* SUPPLIED INFORMATION
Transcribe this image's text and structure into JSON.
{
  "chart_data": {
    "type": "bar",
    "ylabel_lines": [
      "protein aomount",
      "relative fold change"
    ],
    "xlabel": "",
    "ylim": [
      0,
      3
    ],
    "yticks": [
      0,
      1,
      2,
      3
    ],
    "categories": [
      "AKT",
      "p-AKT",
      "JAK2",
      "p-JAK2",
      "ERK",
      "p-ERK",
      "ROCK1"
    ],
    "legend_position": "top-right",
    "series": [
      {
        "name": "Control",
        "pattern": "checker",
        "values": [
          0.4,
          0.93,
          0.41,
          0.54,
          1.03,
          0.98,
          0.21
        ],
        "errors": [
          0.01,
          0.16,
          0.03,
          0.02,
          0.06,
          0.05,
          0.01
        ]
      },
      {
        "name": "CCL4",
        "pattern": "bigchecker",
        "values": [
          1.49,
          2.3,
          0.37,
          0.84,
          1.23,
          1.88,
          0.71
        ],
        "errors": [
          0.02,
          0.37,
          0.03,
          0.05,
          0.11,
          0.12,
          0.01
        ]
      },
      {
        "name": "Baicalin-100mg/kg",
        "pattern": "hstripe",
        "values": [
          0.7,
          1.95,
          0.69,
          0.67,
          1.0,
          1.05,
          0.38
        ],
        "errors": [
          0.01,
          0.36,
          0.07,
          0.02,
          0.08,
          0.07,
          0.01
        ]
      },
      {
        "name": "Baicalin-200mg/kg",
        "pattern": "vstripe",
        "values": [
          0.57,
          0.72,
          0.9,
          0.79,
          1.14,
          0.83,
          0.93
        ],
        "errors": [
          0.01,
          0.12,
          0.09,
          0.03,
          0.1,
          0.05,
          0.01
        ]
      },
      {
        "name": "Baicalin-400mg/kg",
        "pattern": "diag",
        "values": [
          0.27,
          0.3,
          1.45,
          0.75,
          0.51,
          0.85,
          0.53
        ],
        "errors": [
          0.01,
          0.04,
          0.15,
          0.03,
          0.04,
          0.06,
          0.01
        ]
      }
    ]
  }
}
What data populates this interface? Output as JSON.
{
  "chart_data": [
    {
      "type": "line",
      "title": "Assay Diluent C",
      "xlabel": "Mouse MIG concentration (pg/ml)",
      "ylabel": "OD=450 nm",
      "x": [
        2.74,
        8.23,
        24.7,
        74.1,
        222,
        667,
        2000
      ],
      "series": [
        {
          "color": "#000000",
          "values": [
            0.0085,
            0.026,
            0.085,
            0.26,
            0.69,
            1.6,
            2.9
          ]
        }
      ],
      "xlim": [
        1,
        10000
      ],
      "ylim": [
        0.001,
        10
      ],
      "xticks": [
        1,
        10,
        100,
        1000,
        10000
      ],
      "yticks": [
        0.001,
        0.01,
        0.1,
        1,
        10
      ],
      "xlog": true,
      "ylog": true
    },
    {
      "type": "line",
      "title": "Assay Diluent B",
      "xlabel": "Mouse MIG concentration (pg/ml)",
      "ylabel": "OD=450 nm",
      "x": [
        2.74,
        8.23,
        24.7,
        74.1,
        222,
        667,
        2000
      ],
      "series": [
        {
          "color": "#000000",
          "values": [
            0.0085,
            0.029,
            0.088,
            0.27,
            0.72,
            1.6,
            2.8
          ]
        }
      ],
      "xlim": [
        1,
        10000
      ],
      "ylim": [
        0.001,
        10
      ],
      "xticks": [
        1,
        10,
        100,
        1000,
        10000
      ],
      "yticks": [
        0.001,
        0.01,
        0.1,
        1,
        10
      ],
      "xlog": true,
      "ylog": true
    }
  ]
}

* INSTRUCTIONS TO FOLLOW
Your task is to reproduce exactly the lines that begin at the line containing "What data populates" and end at the final line of the data above.

* WRITTEN RESPONSE
What data populates this interface? Output as JSON.
{
  "chart_data": [
    {
      "type": "line",
      "title": "Assay Diluent C",
      "xlabel": "Mouse MIG concentration (pg/ml)",
      "ylabel": "OD=450 nm",
      "x": [
        2.74,
        8.23,
        24.7,
        74.1,
        222,
        667,
        2000
      ],
      "series": [
        {
          "color": "#000000",
          "values": [
            0.0085,
            0.026,
            0.085,
            0.26,
            0.69,
            1.6,
            2.9
          ]
        }
      ],
      "xlim": [
        1,
        10000
      ],
      "ylim": [
        0.001,
        10
      ],
      "xticks": [
        1,
        10,
        100,
        1000,
        10000
      ],
      "yticks": [
        0.001,
        0.01,
        0.1,
        1,
        10
      ],
      "xlog": true,
      "ylog": true
    },
    {
      "type": "line",
      "title": "Assay Diluent B",
      "xlabel": "Mouse MIG concentration (pg/ml)",
      "ylabel": "OD=450 nm",
      "x": [
        2.74,
        8.23,
        24.7,
        74.1,
        222,
        667,
        2000
      ],
      "series": [
        {
          "color": "#000000",
          "values": [
            0.0085,
            0.029,
            0.088,
            0.27,
            0.72,
            1.6,
            2.8
          ]
        }
      ],
      "xlim": [
        1,
        10000
      ],
      "ylim": [
        0.001,
        10
      ],
      "xticks": [
        1,
        10,
        100,
        1000,
        10000
      ],
      "yticks": [
        0.001,
        0.01,
        0.1,
        1,
        10
      ],
      "xlog": true,
      "ylog": true
    }
  ]
}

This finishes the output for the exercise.